--- START OF Recorded information ---
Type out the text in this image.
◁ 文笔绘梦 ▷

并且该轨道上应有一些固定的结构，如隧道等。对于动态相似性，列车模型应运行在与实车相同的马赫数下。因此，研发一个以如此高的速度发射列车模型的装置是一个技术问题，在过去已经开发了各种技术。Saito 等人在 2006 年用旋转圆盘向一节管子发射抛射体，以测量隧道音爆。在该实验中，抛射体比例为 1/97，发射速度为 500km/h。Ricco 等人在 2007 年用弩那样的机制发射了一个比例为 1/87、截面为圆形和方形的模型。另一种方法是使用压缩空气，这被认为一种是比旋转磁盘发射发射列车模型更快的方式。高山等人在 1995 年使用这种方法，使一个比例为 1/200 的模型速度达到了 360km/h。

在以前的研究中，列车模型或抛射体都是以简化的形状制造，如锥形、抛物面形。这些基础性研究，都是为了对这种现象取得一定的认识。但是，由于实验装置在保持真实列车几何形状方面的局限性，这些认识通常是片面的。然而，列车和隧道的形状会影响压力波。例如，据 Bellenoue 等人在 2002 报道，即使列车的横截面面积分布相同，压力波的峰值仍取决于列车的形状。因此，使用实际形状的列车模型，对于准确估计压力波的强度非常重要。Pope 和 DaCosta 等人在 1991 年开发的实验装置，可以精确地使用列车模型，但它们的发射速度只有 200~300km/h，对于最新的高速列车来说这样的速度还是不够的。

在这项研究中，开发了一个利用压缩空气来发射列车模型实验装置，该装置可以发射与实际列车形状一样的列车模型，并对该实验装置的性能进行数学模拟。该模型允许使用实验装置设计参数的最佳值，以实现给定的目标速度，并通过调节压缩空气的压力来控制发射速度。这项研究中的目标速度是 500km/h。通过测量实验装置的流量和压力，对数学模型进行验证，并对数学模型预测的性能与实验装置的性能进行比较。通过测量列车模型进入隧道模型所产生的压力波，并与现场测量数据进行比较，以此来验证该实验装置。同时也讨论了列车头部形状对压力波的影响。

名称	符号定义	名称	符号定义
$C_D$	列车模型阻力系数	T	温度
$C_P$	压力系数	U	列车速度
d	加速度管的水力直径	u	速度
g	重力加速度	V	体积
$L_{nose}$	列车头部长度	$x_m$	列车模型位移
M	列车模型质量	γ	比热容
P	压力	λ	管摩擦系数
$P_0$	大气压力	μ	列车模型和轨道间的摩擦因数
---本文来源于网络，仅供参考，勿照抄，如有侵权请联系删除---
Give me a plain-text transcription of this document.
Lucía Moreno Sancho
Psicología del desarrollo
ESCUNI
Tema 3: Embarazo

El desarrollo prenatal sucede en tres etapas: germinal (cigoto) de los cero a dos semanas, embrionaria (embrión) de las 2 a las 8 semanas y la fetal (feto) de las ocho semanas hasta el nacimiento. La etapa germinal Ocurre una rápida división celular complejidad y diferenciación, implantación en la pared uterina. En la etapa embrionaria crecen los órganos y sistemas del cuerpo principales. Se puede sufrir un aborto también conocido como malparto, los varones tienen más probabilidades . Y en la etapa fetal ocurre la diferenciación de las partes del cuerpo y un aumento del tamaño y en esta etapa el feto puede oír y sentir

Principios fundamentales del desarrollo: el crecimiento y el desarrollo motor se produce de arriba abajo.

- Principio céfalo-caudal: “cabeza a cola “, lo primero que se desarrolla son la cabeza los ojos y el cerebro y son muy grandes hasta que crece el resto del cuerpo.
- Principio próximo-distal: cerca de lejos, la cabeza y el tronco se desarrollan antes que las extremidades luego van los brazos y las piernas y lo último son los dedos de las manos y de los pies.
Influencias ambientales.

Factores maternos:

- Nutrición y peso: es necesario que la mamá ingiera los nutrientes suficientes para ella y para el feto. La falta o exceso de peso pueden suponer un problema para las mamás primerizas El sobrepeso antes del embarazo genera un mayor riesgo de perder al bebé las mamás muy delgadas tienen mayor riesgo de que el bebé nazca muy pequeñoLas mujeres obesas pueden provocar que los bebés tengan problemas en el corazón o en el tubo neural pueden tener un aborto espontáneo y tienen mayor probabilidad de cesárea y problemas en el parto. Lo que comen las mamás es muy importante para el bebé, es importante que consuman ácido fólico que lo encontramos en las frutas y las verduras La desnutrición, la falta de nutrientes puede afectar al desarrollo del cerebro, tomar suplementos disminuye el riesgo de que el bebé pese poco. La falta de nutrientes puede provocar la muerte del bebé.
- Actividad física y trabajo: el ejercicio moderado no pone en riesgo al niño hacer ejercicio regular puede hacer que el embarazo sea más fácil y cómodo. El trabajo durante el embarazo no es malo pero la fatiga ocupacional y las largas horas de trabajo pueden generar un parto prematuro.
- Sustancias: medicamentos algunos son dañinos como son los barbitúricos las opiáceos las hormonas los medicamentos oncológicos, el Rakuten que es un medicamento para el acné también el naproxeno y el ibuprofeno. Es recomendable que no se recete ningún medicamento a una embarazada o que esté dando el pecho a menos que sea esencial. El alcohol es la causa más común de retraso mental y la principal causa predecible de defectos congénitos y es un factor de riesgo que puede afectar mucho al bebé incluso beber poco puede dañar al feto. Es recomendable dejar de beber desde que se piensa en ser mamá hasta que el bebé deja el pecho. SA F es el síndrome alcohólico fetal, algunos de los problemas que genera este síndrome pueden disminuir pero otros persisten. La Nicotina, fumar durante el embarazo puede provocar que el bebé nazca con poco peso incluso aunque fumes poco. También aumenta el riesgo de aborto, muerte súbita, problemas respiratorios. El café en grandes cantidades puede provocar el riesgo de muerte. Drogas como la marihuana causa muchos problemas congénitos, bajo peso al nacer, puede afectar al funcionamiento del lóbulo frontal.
--- END OF Recorded information ---
The exercise> Retype the records above exactly.

Task response>
Type out the text in this image.
◁ 文笔绘梦 ▷

并且该轨道上应有一些固定的结构，如隧道等。对于动态相似性，列车模型应运行在与实车相同的马赫数下。因此，研发一个以如此高的速度发射列车模型的装置是一个技术问题，在过去已经开发了各种技术。Saito 等人在 2006 年用旋转圆盘向一节管子发射抛射体，以测量隧道音爆。在该实验中，抛射体比例为 1/97，发射速度为 500km/h。Ricco 等人在 2007 年用弩那样的机制发射了一个比例为 1/87、截面为圆形和方形的模型。另一种方法是使用压缩空气，这被认为一种是比旋转磁盘发射发射列车模型更快的方式。高山等人在 1995 年使用这种方法，使一个比例为 1/200 的模型速度达到了 360km/h。

在以前的研究中，列车模型或抛射体都是以简化的形状制造，如锥形、抛物面形。这些基础性研究，都是为了对这种现象取得一定的认识。但是，由于实验装置在保持真实列车几何形状方面的局限性，这些认识通常是片面的。然而，列车和隧道的形状会影响压力波。例如，据 Bellenoue 等人在 2002 报道，即使列车的横截面面积分布相同，压力波的峰值仍取决于列车的形状。因此，使用实际形状的列车模型，对于准确估计压力波的强度非常重要。Pope 和 DaCosta 等人在 1991 年开发的实验装置，可以精确地使用列车模型，但它们的发射速度只有 200~300km/h，对于最新的高速列车来说这样的速度还是不够的。

在这项研究中，开发了一个利用压缩空气来发射列车模型实验装置，该装置可以发射与实际列车形状一样的列车模型，并对该实验装置的性能进行数学模拟。该模型允许使用实验装置设计参数的最佳值，以实现给定的目标速度，并通过调节压缩空气的压力来控制发射速度。这项研究中的目标速度是 500km/h。通过测量实验装置的流量和压力，对数学模型进行验证，并对数学模型预测的性能与实验装置的性能进行比较。通过测量列车模型进入隧道模型所产生的压力波，并与现场测量数据进行比较，以此来验证该实验装置。同时也讨论了列车头部形状对压力波的影响。

名称	符号定义	名称	符号定义
$C_D$	列车模型阻力系数	T	温度
$C_P$	压力系数	U	列车速度
d	加速度管的水力直径	u	速度
g	重力加速度	V	体积
$L_{nose}$	列车头部长度	$x_m$	列车模型位移
M	列车模型质量	γ	比热容
P	压力	λ	管摩擦系数
$P_0$	大气压力	μ	列车模型和轨道间的摩擦因数
---本文来源于网络，仅供参考，勿照抄，如有侵权请联系删除---
Give me a plain-text transcription of this document.
Lucía Moreno Sancho
Psicología del desarrollo
ESCUNI
Tema 3: Embarazo

El desarrollo prenatal sucede en tres etapas: germinal (cigoto) de los cero a dos semanas, embrionaria (embrión) de las 2 a las 8 semanas y la fetal (feto) de las ocho semanas hasta el nacimiento. La etapa germinal Ocurre una rápida división celular complejidad y diferenciación, implantación en la pared uterina. En la etapa embrionaria crecen los órganos y sistemas del cuerpo principales. Se puede sufrir un aborto también conocido como malparto, los varones tienen más probabilidades . Y en la etapa fetal ocurre la diferenciación de las partes del cuerpo y un aumento del tamaño y en esta etapa el feto puede oír y sentir

Principios fundamentales del desarrollo: el crecimiento y el desarrollo motor se produce de arriba abajo.

- Principio céfalo-caudal: “cabeza a cola “, lo primero que se desarrolla son la cabeza los ojos y el cerebro y son muy grandes hasta que crece el resto del cuerpo.
- Principio próximo-distal: cerca de lejos, la cabeza y el tronco se desarrollan antes que las extremidades luego van los brazos y las piernas y lo último son los dedos de las manos y de los pies.
Influencias ambientales.

Factores maternos:

- Nutrición y peso: es necesario que la mamá ingiera los nutrientes suficientes para ella y para el feto. La falta o exceso de peso pueden suponer un problema para las mamás primerizas El sobrepeso antes del embarazo genera un mayor riesgo de perder al bebé las mamás muy delgadas tienen mayor riesgo de que el bebé nazca muy pequeñoLas mujeres obesas pueden provocar que los bebés tengan problemas en el corazón o en el tubo neural pueden tener un aborto espontáneo y tienen mayor probabilidad de cesárea y problemas en el parto. Lo que comen las mamás es muy importante para el bebé, es importante que consuman ácido fólico que lo encontramos en las frutas y las verduras La desnutrición, la falta de nutrientes puede afectar al desarrollo del cerebro, tomar suplementos disminuye el riesgo de que el bebé pese poco. La falta de nutrientes puede provocar la muerte del bebé.
- Actividad física y trabajo: el ejercicio moderado no pone en riesgo al niño hacer ejercicio regular puede hacer que el embarazo sea más fácil y cómodo. El trabajo durante el embarazo no es malo pero la fatiga ocupacional y las largas horas de trabajo pueden generar un parto prematuro.
- Sustancias: medicamentos algunos son dañinos como son los barbitúricos las opiáceos las hormonas los medicamentos oncológicos, el Rakuten que es un medicamento para el acné también el naproxeno y el ibuprofeno. Es recomendable que no se recete ningún medicamento a una embarazada o que esté dando el pecho a menos que sea esencial. El alcohol es la causa más común de retraso mental y la principal causa predecible de defectos congénitos y es un factor de riesgo que puede afectar mucho al bebé incluso beber poco puede dañar al feto. Es recomendable dejar de beber desde que se piensa en ser mamá hasta que el bebé deja el pecho. SA F es el síndrome alcohólico fetal, algunos de los problemas que genera este síndrome pueden disminuir pero otros persisten. La Nicotina, fumar durante el embarazo puede provocar que el bebé nazca con poco peso incluso aunque fumes poco. También aumenta el riesgo de aborto, muerte súbita, problemas respiratorios. El café en grandes cantidades puede provocar el riesgo de muerte. Drogas como la marihuana causa muchos problemas congénitos, bajo peso al nacer, puede afectar al funcionamiento del lóbulo frontal.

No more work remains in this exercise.